# Exercise brief
Can the data below be set down again exactly, line for line?

# Material to process
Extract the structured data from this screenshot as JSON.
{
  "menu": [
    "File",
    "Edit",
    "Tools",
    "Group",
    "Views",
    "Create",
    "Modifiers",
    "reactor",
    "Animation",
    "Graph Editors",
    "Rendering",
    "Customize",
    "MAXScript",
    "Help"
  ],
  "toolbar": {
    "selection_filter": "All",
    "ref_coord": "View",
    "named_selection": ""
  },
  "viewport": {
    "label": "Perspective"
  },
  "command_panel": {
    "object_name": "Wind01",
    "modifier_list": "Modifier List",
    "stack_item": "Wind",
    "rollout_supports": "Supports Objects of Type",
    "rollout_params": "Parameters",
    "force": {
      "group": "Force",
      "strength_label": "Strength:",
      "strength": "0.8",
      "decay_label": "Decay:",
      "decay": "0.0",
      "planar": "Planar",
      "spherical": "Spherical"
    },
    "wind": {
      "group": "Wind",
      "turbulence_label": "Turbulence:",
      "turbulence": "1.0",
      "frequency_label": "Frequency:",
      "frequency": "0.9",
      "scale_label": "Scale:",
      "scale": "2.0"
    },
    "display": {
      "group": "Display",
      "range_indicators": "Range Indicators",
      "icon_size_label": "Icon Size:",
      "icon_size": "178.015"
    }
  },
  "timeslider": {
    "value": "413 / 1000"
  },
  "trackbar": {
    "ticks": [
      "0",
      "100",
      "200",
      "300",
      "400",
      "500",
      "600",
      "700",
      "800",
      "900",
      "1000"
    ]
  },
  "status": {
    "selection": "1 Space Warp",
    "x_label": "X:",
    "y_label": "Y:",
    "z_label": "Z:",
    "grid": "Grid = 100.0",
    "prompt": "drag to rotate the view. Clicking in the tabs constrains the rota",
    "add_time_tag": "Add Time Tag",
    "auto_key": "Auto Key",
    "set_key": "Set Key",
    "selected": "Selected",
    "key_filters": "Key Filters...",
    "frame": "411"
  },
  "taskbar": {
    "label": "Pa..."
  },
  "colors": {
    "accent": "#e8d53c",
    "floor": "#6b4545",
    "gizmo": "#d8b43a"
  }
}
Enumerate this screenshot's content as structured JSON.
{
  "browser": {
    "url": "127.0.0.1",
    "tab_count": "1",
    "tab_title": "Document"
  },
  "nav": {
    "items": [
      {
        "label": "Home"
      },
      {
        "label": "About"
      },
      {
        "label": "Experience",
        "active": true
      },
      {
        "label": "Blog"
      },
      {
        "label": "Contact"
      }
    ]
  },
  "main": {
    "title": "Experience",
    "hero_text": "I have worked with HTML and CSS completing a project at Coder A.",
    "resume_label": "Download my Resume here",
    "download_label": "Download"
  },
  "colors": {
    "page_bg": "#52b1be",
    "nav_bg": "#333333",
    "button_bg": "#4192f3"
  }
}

# Solution for this exercise
Extract the structured data from this screenshot as JSON.
{
  "menu": [
    "File",
    "Edit",
    "Tools",
    "Group",
    "Views",
    "Create",
    "Modifiers",
    "reactor",
    "Animation",
    "Graph Editors",
    "Rendering",
    "Customize",
    "MAXScript",
    "Help"
  ],
  "toolbar": {
    "selection_filter": "All",
    "ref_coord": "View",
    "named_selection": ""
  },
  "viewport": {
    "label": "Perspective"
  },
  "command_panel": {
    "object_name": "Wind01",
    "modifier_list": "Modifier List",
    "stack_item": "Wind",
    "rollout_supports": "Supports Objects of Type",
    "rollout_params": "Parameters",
    "force": {
      "group": "Force",
      "strength_label": "Strength:",
      "strength": "0.8",
      "decay_label": "Decay:",
      "decay": "0.0",
      "planar": "Planar",
      "spherical": "Spherical"
    },
    "wind": {
      "group": "Wind",
      "turbulence_label": "Turbulence:",
      "turbulence": "1.0",
      "frequency_label": "Frequency:",
      "frequency": "0.9",
      "scale_label": "Scale:",
      "scale": "2.0"
    },
    "display": {
      "group": "Display",
      "range_indicators": "Range Indicators",
      "icon_size_label": "Icon Size:",
      "icon_size": "178.015"
    }
  },
  "timeslider": {
    "value": "413 / 1000"
  },
  "trackbar": {
    "ticks": [
      "0",
      "100",
      "200",
      "300",
      "400",
      "500",
      "600",
      "700",
      "800",
      "900",
      "1000"
    ]
  },
  "status": {
    "selection": "1 Space Warp",
    "x_label": "X:",
    "y_label": "Y:",
    "z_label": "Z:",
    "grid": "Grid = 100.0",
    "prompt": "drag to rotate the view. Clicking in the tabs constrains the rota",
    "add_time_tag": "Add Time Tag",
    "auto_key": "Auto Key",
    "set_key": "Set Key",
    "selected": "Selected",
    "key_filters": "Key Filters...",
    "frame": "411"
  },
  "taskbar": {
    "label": "Pa..."
  },
  "colors": {
    "accent": "#e8d53c",
    "floor": "#6b4545",
    "gizmo": "#d8b43a"
  }
}
Enumerate this screenshot's content as structured JSON.
{
  "browser": {
    "url": "127.0.0.1",
    "tab_count": "1",
    "tab_title": "Document"
  },
  "nav": {
    "items": [
      {
        "label": "Home"
      },
      {
        "label": "About"
      },
      {
        "label": "Experience",
        "active": true
      },
      {
        "label": "Blog"
      },
      {
        "label": "Contact"
      }
    ]
  },
  "main": {
    "title": "Experience",
    "hero_text": "I have worked with HTML and CSS completing a project at Coder A.",
    "resume_label": "Download my Resume here",
    "download_label": "Download"
  },
  "colors": {
    "page_bg": "#52b1be",
    "nav_bg": "#333333",
    "button_bg": "#4192f3"
  }
}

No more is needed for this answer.